À FAIRE ::
- 1) Relevez toutes les personnes nommées dans le texte sur La Traviata.
- 2) Recopiez, s'il vous plaît, tout le passage du texte sur La Traviata, depuis "Et à les faire" jusqu'à "représentation d’opéra !".

EXTRAIT DU TEXTE ::
● ● ● ●
Chorégies d'Orange 2016. Dieu, quelle belle mort ! Une Traviata à faire briller les étoiles

Et à les faire pleurer aussi, par la grâce de la soprano Ermonela Jaho qui a vécu le rôle avec passion.


Le triomphe pour Ermonela Jaho © Pierre Aimar
Elle est même parvenue à susciter l’émotion ce qui n’est chose courante dans ce grand art si élaboré qu’est l’opéra. Et cela dans le site du théâtre d’Orange, cadre si imposant, immenses gradins très hauts, et ses dix mille spectateurs ou presque.

Théâtre plein à ras bord de spectateurs divers, vieux amateurs connaisseurs mais aussi plus jeunes et même enfants ce qui est rare. Quelle belle idée d’offrir à des adolescents cette rencontre exceptionnelle avec la civilisation que signifie une représentation d’opéra !
A la fin, après cette enchanteresse explosion d’étoiles jusqu’au plus haut du grand mur, personne ne partait plus et les applaudissements ont longtemps retenti !

Il s’agissait donc d’une présentation nouvelle, différente, de ce drame si souvent joué, La Traviata, la dévoyée en français. Vilain mot que cette Dévoyée alors qu’en italien les trois a du mot dont le sens est identique, lui donnent des sonorités - déjà - musicales. Dans une mise en scène remarquable de Louis Désiré, scénographie et costumes de Diego Mendez Casariego et des éclairages de Patrick Méeüs, la vaste scène du théâtre antique, qui fait paraître toutes les autres petites, a prêté son espace immense au drame : vastes dimensions pour les bals et autres fêtes ; moindre espace pour l’intimité, amour et mort.
● ● ● ●
ENTRÉES AFFICHÉES ::
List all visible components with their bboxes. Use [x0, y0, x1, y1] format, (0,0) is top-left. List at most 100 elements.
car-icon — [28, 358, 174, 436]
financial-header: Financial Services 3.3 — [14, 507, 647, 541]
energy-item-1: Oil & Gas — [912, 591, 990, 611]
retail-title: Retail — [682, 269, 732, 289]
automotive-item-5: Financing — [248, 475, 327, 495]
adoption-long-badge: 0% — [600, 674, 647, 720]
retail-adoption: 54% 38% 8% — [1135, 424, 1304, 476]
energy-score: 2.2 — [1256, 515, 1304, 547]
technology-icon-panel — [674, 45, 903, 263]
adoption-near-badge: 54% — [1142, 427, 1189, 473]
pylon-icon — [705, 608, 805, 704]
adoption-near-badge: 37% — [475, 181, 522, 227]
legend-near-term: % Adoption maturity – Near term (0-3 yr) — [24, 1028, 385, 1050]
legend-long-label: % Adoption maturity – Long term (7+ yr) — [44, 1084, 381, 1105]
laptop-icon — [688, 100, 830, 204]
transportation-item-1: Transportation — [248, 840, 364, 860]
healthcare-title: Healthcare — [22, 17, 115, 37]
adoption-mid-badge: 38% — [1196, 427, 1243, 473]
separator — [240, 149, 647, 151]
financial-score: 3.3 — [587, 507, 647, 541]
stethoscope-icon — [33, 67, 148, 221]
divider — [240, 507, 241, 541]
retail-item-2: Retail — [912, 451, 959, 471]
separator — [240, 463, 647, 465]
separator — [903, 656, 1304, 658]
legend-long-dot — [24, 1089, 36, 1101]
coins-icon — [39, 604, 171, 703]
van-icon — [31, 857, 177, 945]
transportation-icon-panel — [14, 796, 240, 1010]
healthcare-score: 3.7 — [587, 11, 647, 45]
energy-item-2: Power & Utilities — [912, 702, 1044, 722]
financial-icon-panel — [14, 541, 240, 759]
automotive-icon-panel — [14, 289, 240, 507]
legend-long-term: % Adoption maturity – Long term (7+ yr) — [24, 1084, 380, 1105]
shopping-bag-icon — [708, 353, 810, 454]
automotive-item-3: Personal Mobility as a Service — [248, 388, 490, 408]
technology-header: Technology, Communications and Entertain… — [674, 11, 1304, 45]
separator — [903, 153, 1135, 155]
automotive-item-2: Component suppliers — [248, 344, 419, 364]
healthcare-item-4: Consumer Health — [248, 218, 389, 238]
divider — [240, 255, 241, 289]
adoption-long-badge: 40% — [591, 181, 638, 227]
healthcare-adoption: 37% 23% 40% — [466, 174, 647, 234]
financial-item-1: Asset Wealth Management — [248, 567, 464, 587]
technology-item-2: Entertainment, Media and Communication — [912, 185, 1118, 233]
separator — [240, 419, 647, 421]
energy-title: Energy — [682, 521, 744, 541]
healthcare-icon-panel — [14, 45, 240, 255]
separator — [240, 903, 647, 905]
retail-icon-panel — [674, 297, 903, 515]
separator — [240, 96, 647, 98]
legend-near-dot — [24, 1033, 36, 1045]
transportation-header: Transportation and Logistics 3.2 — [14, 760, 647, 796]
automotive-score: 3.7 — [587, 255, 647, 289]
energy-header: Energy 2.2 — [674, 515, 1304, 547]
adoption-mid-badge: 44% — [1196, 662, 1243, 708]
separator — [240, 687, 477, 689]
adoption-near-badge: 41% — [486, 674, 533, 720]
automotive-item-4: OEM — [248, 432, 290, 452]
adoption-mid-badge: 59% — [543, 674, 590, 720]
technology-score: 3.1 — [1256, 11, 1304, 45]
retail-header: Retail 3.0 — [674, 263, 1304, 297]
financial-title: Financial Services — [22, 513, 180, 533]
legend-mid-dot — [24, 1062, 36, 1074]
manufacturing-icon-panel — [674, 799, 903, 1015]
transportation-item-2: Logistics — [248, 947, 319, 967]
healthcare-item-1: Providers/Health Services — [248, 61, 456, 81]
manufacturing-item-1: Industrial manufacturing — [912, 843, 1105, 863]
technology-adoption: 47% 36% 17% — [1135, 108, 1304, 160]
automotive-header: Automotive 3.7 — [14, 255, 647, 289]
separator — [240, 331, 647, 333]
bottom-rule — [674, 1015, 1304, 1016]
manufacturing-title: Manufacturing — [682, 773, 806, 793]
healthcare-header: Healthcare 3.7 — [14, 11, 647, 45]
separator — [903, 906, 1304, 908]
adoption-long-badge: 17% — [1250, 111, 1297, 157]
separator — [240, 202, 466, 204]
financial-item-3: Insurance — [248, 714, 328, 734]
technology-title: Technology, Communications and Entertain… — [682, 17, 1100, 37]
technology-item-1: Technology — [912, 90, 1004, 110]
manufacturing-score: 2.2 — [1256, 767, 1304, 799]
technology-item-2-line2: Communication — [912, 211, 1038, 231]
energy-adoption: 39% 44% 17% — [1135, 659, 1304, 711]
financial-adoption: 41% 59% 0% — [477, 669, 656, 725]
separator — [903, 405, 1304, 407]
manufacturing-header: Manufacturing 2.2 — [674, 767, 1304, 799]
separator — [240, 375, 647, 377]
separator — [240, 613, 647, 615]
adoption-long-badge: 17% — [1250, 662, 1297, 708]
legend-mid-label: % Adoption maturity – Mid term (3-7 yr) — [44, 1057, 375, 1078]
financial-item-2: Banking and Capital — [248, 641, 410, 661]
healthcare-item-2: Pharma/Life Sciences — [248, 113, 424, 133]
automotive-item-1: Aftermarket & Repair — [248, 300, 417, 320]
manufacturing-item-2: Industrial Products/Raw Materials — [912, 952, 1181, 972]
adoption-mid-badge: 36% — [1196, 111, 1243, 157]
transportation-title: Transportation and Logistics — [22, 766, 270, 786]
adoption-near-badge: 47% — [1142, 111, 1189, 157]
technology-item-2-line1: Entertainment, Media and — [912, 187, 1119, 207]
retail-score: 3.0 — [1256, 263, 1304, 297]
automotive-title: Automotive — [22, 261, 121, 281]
● ● ● ●
RÉPONSES ::
- 1)
- Ermonela Jaho
- Pierre Aimar
- Louis Désiré
- Diego Mendez Casariego
- Patrick Méeüs

- 2)
Et à les faire pleurer aussi, par la grâce de la soprano Ermonela Jaho qui a vécu le rôle avec passion.


Le triomphe pour Ermonela Jaho © Pierre Aimar
Elle est même parvenue à susciter l’émotion ce qui n’est chose courante dans ce grand art si élaboré qu’est l’opéra. Et cela dans le site du théâtre d’Orange, cadre si imposant, immenses gradins très hauts, et ses dix mille spectateurs ou presque.

Théâtre plein à ras bord de spectateurs divers, vieux amateurs connaisseurs mais aussi plus jeunes et même enfants ce qui est rare. Quelle belle idée d’offrir à des adolescents cette rencontre exceptionnelle avec la civilisation que signifie une représentation d’opéra !